-- EXERCISE DESCRIPTION --
Here are records with pictures in them. Copy all of them exactly and leave the pictures out.

-- Collected data --

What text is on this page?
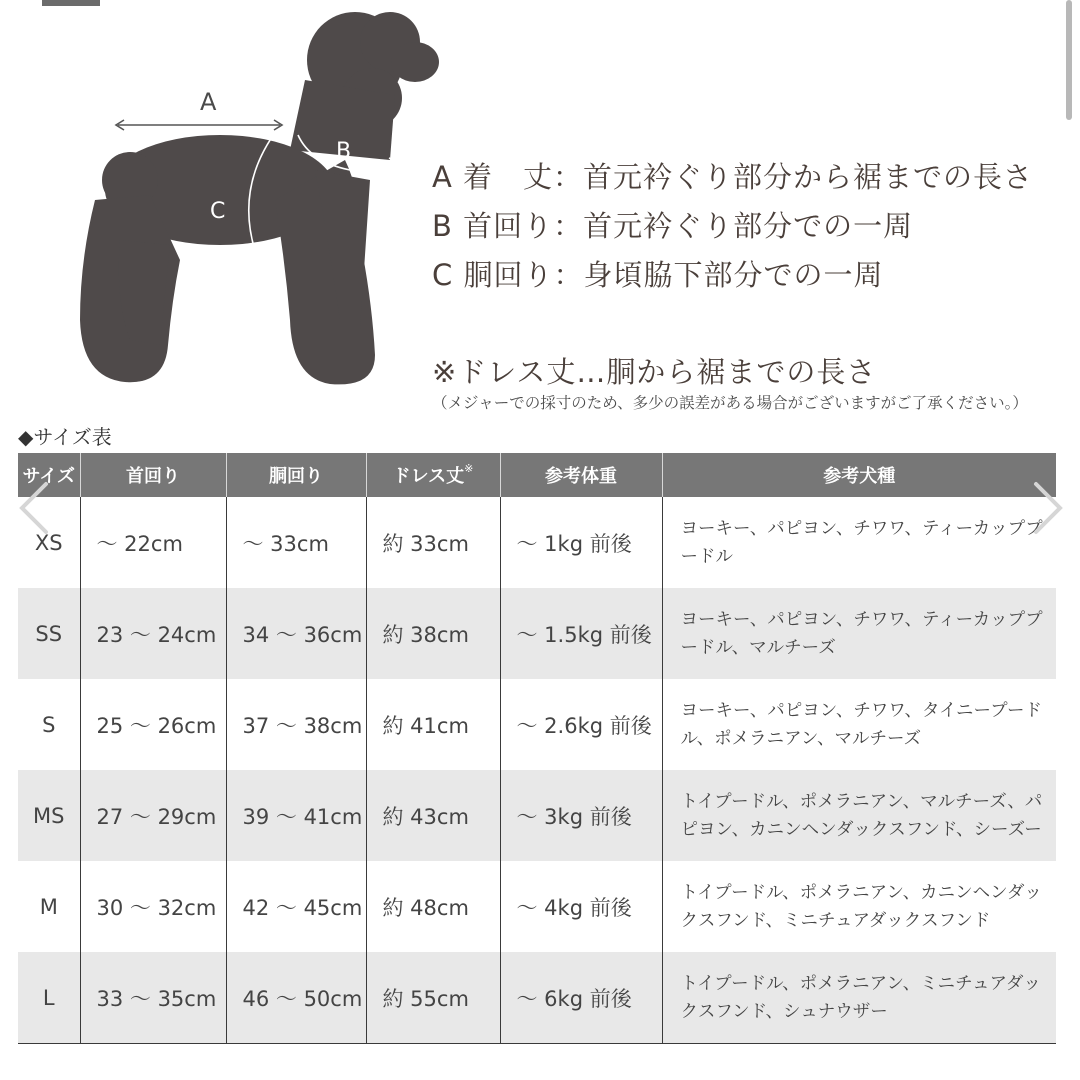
A
B
C
A 着　丈：首元衿ぐり部分から裾までの長さ
B 首回り：首元衿ぐり部分での一周
C 胴回り：身頃脇下部分での一周
※ドレス丈…胴から裾までの長さ
（メジャーでの採寸のため、多少の誤差がある場合がございますがご了承ください。）
◆サイズ表
サイズ	首回り	胴回り	ドレス丈※	参考体重	参考犬種
XS	～ 22cm	～ 33cm	約 33cm	～ 1kg 前後	ヨーキー、パピヨン、チワワ、ティーカッププードル
SS	23 ～ 24cm	34 ～ 36cm	約 38cm	～ 1.5kg 前後	ヨーキー、パピヨン、チワワ、ティーカッププードル、マルチーズ
S	25 ～ 26cm	37 ～ 38cm	約 41cm	～ 2.6kg 前後	ヨーキー、パピヨン、チワワ、タイニープードル、ポメラニアン、マルチーズ
MS	27 ～ 29cm	39 ～ 41cm	約 43cm	～ 3kg 前後	トイプードル、ポメラニアン、マルチーズ、パピヨン、カニンヘンダックスフンド、シーズー
M	30 ～ 32cm	42 ～ 45cm	約 48cm	～ 4kg 前後	トイプードル、ポメラニアン、カニンヘンダックスフンド、ミニチュアダックスフンド
L	33 ～ 35cm	46 ～ 50cm	約 55cm	～ 6kg 前後	トイプードル、ポメラニアン、ミニチュアダックスフンド、シュナウザー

-- FINAL RESULT --
What text is on this page?
A
B
C
A 着　丈：首元衿ぐり部分から裾までの長さ
B 首回り：首元衿ぐり部分での一周
C 胴回り：身頃脇下部分での一周
※ドレス丈…胴から裾までの長さ
（メジャーでの採寸のため、多少の誤差がある場合がございますがご了承ください。）
◆サイズ表
サイズ	首回り	胴回り	ドレス丈※	参考体重	参考犬種
XS	～ 22cm	～ 33cm	約 33cm	～ 1kg 前後	ヨーキー、パピヨン、チワワ、ティーカッププードル
SS	23 ～ 24cm	34 ～ 36cm	約 38cm	～ 1.5kg 前後	ヨーキー、パピヨン、チワワ、ティーカッププードル、マルチーズ
S	25 ～ 26cm	37 ～ 38cm	約 41cm	～ 2.6kg 前後	ヨーキー、パピヨン、チワワ、タイニープードル、ポメラニアン、マルチーズ
MS	27 ～ 29cm	39 ～ 41cm	約 43cm	～ 3kg 前後	トイプードル、ポメラニアン、マルチーズ、パピヨン、カニンヘンダックスフンド、シーズー
M	30 ～ 32cm	42 ～ 45cm	約 48cm	～ 4kg 前後	トイプードル、ポメラニアン、カニンヘンダックスフンド、ミニチュアダックスフンド
L	33 ～ 35cm	46 ～ 50cm	約 55cm	～ 6kg 前後	トイプードル、ポメラニアン、ミニチュアダックスフンド、シュナウザー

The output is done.